[Dataset records]
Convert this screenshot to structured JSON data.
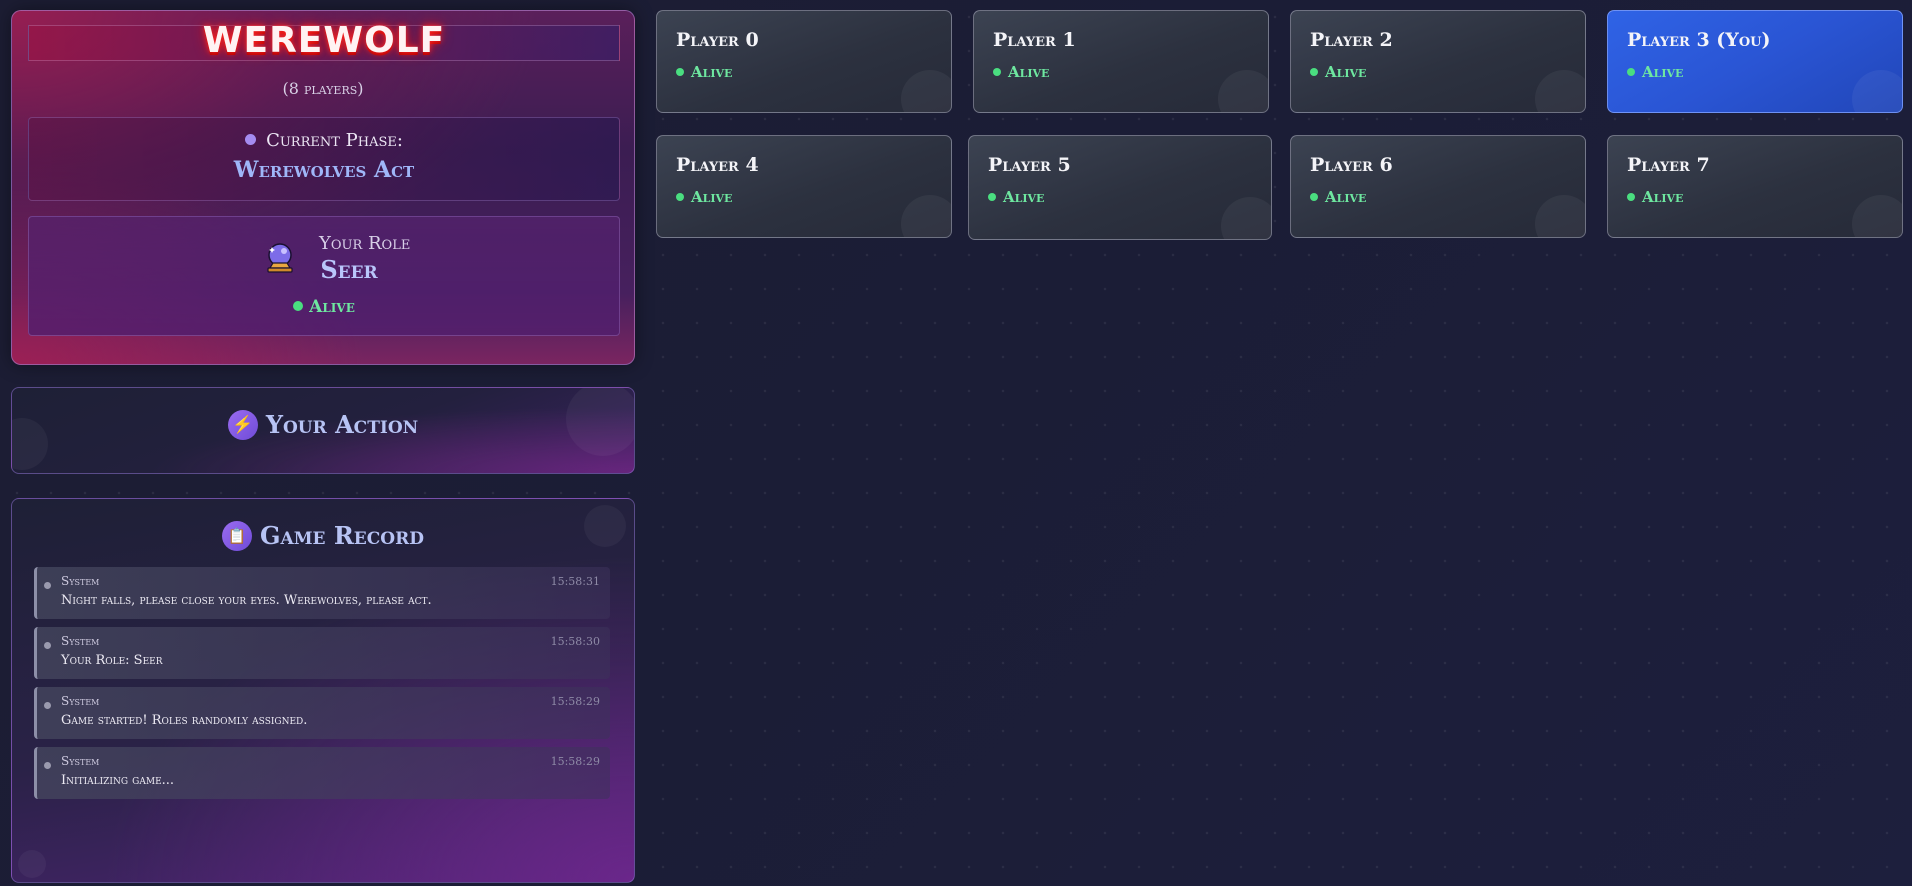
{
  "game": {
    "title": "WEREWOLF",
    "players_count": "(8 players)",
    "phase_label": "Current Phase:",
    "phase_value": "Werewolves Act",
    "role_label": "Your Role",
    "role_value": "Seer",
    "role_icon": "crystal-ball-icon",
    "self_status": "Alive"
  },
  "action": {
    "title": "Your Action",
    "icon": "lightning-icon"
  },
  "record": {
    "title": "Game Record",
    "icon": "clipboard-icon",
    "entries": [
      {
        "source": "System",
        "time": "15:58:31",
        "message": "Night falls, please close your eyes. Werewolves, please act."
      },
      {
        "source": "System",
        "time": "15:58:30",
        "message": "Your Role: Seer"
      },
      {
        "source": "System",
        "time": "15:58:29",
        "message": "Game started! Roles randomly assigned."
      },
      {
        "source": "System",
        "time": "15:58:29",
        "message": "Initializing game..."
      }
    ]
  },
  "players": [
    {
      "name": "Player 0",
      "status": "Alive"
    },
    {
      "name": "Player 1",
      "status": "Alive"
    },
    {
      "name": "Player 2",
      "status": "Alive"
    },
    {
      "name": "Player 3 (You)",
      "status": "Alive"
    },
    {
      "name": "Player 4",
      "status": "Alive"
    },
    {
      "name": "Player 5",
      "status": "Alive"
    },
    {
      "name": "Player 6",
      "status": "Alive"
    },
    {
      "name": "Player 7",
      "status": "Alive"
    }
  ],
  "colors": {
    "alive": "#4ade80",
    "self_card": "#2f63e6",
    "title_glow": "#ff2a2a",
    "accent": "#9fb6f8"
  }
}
...
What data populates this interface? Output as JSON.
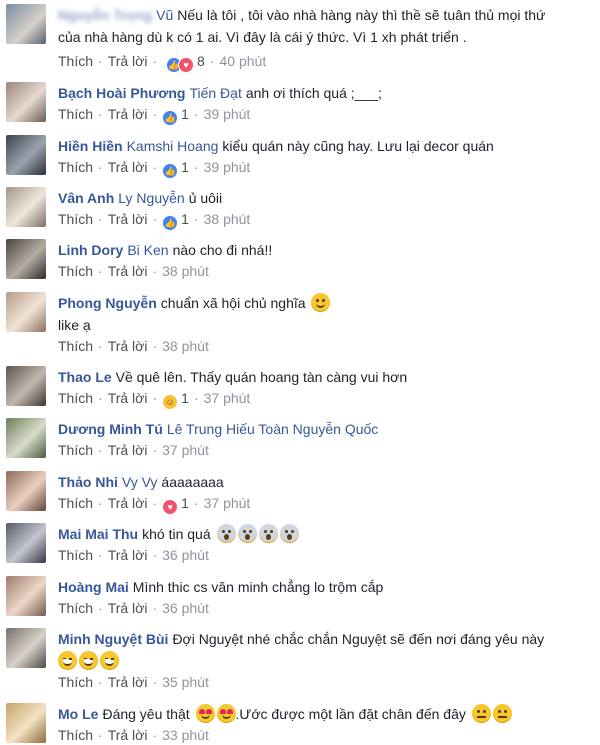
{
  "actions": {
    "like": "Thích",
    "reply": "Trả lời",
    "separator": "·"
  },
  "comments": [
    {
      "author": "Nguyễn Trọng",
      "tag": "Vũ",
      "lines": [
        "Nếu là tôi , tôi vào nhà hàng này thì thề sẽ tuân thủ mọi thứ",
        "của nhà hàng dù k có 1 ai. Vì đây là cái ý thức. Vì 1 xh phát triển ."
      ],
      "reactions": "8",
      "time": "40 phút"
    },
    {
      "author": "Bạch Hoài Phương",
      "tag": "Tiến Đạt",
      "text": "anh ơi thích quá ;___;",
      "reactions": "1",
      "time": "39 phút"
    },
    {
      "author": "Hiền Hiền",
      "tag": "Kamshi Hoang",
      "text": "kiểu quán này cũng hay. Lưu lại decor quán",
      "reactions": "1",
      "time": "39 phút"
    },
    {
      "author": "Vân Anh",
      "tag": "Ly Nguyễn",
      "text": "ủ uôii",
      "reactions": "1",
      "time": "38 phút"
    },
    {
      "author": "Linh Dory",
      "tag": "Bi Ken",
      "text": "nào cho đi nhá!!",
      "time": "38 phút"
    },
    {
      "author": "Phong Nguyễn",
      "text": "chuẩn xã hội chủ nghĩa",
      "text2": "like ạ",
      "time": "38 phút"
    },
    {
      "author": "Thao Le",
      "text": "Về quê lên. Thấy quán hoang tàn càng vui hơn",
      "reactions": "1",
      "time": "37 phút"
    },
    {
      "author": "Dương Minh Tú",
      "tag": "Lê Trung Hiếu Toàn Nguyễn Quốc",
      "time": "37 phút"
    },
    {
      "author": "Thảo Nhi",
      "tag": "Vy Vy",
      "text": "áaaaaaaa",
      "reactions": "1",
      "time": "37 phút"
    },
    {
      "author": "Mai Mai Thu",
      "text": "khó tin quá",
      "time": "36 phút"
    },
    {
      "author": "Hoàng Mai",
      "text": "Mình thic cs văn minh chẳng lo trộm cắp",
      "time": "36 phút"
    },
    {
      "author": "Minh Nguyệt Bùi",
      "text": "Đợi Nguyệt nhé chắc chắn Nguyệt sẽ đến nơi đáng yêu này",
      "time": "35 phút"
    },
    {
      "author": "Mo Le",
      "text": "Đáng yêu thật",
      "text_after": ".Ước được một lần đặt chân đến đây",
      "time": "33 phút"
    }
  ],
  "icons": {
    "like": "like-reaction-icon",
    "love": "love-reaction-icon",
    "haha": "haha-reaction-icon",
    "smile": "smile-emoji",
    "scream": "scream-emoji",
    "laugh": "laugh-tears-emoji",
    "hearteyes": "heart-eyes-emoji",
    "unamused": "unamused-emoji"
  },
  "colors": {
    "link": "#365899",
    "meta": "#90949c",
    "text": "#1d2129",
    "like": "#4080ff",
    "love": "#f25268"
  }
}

Do this ▸ In the entries above, locate every line with the word "Nguyệt" and copy it.

Result ▸
      "author": "Minh Nguyệt Bùi",
      "text": "Đợi Nguyệt nhé chắc chắn Nguyệt sẽ đến nơi đáng yêu này",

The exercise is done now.